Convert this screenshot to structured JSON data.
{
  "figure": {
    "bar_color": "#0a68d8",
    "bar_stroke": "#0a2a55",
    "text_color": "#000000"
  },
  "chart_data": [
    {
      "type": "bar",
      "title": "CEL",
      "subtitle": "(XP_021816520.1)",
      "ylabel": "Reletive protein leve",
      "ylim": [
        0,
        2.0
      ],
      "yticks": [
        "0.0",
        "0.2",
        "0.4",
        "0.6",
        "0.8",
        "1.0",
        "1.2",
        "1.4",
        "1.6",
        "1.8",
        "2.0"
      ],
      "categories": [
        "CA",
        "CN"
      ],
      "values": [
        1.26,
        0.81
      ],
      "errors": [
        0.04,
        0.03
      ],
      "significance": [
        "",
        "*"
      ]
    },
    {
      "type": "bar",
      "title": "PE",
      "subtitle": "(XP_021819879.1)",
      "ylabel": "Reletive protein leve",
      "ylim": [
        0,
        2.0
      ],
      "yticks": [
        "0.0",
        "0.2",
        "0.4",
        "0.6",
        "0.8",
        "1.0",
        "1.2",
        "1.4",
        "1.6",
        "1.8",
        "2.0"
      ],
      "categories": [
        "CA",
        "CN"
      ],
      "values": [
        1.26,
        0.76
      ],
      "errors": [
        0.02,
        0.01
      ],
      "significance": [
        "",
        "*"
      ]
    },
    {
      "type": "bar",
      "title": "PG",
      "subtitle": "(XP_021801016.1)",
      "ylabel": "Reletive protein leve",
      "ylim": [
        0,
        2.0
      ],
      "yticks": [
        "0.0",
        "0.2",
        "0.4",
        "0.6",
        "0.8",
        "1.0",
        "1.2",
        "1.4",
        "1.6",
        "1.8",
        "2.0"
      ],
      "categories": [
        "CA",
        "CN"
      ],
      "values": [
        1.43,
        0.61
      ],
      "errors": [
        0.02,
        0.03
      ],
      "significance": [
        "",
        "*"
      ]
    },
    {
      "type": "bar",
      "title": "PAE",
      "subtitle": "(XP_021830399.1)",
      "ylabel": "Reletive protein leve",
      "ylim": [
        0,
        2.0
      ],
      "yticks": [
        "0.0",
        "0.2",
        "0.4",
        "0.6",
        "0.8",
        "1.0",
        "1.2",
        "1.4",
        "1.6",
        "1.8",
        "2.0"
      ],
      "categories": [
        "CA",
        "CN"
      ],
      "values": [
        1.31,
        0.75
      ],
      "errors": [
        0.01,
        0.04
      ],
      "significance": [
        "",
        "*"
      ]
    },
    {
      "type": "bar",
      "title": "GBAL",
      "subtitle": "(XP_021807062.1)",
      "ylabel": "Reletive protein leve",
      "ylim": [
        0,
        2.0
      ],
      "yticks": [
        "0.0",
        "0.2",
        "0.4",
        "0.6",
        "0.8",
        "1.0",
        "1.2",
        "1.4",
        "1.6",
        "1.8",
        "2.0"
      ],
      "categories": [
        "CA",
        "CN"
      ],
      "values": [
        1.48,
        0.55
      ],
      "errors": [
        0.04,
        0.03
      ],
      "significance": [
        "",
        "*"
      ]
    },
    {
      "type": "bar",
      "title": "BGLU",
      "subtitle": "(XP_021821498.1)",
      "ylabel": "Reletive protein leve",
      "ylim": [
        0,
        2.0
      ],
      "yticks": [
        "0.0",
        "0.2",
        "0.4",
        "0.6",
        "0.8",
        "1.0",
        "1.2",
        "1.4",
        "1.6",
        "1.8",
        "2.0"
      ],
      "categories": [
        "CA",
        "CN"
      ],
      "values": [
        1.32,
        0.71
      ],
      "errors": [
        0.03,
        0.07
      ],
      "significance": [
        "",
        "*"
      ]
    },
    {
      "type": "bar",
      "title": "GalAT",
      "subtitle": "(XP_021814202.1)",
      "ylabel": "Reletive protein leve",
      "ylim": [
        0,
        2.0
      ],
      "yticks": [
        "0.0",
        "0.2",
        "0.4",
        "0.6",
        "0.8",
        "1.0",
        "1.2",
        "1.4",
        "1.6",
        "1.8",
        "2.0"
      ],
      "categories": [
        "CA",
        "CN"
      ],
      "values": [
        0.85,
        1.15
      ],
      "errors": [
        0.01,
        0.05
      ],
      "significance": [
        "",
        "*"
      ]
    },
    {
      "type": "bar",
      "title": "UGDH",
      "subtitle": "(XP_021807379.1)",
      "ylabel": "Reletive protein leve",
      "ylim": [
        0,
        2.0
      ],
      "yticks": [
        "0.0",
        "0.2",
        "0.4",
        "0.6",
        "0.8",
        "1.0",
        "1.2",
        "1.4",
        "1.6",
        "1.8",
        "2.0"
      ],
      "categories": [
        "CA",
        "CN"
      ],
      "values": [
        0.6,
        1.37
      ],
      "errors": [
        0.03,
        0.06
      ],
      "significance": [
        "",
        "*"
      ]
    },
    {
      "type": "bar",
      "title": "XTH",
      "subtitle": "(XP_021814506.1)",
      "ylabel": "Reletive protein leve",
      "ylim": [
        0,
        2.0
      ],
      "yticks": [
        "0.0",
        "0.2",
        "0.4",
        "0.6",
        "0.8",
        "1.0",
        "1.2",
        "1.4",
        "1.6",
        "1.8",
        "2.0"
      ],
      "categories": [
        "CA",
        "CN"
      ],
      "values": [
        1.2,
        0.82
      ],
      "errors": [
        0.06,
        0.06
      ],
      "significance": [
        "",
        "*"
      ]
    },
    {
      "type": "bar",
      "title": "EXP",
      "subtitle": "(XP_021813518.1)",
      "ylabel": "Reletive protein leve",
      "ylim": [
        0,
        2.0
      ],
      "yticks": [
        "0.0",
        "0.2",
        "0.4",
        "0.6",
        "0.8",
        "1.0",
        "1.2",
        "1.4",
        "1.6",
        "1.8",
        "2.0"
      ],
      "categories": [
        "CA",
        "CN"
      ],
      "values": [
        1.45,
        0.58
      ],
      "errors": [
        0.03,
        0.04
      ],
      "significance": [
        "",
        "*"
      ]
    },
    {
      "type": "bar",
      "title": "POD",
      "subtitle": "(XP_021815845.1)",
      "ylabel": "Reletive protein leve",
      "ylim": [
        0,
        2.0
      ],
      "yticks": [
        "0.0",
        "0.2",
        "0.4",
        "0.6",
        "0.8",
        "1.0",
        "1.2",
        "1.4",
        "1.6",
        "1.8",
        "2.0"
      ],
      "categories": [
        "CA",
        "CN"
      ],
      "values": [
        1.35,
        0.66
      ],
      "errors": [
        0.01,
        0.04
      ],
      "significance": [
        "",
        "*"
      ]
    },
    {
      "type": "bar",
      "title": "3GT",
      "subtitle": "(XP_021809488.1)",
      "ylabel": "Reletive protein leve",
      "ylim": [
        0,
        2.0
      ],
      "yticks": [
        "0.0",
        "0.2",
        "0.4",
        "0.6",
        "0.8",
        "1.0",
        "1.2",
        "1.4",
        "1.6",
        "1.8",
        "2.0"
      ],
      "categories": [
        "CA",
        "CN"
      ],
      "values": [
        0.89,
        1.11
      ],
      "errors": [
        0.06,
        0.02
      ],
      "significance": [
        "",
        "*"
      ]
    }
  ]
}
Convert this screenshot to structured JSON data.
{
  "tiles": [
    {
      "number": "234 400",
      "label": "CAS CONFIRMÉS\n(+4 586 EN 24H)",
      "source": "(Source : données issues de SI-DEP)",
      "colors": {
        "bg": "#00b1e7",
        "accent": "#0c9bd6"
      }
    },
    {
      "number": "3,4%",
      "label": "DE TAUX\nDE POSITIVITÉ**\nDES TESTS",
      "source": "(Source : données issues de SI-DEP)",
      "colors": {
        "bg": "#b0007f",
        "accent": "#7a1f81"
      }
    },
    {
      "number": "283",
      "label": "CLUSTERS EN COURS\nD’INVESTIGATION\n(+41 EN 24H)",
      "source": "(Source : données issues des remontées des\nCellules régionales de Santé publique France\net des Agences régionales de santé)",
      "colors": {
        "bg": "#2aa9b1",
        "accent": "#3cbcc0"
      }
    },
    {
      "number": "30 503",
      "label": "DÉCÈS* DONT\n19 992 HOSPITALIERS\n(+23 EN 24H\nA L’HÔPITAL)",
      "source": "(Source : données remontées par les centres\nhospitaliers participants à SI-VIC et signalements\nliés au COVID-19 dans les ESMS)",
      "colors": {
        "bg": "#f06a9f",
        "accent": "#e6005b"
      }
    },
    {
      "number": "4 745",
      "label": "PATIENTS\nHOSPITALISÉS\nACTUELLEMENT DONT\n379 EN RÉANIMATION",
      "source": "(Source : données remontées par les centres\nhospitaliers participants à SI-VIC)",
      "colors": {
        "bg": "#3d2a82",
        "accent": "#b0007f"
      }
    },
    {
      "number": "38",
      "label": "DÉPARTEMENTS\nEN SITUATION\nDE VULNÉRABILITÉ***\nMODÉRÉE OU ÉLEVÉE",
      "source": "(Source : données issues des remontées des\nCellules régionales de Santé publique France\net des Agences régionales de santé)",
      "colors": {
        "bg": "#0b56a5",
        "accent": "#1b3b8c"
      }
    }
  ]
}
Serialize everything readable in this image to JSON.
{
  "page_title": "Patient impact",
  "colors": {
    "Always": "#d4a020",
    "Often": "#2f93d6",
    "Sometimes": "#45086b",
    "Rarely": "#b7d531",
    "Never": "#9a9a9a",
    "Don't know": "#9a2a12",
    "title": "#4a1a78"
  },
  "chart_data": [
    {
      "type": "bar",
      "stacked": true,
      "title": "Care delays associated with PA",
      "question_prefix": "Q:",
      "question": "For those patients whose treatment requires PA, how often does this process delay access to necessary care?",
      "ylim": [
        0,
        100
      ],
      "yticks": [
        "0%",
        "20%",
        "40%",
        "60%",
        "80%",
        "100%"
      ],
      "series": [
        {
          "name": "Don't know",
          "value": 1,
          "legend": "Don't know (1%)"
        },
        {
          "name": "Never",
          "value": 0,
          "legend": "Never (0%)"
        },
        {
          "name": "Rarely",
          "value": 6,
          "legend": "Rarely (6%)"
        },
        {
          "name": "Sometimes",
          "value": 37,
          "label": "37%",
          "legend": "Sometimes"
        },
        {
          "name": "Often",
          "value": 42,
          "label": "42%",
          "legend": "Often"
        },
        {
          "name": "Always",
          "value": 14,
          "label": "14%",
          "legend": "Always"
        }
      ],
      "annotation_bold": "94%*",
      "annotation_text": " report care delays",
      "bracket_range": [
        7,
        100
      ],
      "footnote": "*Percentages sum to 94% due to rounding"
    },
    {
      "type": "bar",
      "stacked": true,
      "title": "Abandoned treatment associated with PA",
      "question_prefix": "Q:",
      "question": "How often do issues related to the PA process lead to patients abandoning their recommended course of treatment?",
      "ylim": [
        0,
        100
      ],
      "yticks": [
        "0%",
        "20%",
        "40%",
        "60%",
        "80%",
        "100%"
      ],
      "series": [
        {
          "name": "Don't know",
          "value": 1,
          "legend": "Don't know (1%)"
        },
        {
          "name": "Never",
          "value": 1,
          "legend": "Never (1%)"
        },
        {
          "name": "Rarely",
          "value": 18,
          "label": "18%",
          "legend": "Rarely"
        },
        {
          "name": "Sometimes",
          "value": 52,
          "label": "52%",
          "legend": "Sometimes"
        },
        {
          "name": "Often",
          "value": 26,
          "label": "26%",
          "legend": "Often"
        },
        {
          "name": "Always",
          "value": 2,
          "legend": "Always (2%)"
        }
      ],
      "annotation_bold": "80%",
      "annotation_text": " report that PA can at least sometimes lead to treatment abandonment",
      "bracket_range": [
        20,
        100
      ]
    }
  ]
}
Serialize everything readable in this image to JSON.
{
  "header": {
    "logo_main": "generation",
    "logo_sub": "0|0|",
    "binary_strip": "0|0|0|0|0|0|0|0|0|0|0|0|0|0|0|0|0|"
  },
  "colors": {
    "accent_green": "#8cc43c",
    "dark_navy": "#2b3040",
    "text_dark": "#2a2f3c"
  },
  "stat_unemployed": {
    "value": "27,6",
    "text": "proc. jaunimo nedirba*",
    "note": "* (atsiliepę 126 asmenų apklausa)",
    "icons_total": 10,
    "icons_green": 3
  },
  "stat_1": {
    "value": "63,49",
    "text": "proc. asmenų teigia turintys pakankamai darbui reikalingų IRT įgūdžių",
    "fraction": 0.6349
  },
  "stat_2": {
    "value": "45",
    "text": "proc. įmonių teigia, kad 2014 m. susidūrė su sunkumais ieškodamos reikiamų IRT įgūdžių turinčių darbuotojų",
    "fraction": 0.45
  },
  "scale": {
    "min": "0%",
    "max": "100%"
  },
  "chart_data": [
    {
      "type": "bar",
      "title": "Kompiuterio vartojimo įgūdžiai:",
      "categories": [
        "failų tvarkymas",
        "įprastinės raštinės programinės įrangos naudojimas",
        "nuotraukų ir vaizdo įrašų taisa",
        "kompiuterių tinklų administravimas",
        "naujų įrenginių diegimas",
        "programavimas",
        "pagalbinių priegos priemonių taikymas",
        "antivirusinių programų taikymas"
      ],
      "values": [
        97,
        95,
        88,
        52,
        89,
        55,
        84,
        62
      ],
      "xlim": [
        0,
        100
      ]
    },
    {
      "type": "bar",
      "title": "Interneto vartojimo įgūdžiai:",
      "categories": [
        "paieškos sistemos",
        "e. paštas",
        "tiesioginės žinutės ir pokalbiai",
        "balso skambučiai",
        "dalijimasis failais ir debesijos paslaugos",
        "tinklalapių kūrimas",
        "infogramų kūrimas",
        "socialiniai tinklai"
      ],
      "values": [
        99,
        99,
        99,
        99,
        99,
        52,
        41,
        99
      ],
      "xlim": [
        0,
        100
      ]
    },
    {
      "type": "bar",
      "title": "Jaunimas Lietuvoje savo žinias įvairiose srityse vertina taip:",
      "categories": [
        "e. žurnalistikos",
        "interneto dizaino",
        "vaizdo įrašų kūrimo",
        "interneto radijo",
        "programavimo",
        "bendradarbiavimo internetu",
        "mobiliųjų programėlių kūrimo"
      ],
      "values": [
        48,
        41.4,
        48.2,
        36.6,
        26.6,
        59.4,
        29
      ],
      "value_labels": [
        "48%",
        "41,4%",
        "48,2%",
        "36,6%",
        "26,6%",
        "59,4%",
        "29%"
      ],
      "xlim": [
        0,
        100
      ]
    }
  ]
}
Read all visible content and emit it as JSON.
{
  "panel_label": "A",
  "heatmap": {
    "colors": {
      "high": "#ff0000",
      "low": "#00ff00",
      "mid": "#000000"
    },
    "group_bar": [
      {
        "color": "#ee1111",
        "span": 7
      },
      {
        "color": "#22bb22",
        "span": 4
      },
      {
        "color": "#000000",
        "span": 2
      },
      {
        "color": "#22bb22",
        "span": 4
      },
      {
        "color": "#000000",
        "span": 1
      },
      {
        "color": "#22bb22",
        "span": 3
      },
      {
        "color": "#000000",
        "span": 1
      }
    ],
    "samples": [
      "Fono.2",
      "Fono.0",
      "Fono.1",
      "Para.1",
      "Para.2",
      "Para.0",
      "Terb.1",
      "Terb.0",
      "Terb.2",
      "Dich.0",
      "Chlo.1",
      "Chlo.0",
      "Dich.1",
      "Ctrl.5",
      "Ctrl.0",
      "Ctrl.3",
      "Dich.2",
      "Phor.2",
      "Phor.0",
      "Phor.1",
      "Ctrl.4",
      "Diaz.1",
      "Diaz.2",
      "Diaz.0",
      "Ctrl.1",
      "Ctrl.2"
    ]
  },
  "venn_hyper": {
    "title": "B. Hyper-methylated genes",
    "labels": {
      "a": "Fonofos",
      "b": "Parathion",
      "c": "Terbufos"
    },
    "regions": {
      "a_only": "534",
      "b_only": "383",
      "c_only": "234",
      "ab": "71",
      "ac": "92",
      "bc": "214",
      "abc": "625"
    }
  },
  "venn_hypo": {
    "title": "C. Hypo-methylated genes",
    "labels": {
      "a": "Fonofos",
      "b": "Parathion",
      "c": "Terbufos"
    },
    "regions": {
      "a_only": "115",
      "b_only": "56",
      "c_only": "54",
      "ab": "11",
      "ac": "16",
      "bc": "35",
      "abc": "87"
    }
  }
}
◇ ◇ ◇ ◇ ◇
**What is needed**
Copy out every line of the data where the word "Rarely" occurs.

**Answer to the problem**
    "Rarely": "#b7d531",
          "name": "Rarely",
          "legend": "Rarely (6%)"
          "name": "Rarely",
          "legend": "Rarely"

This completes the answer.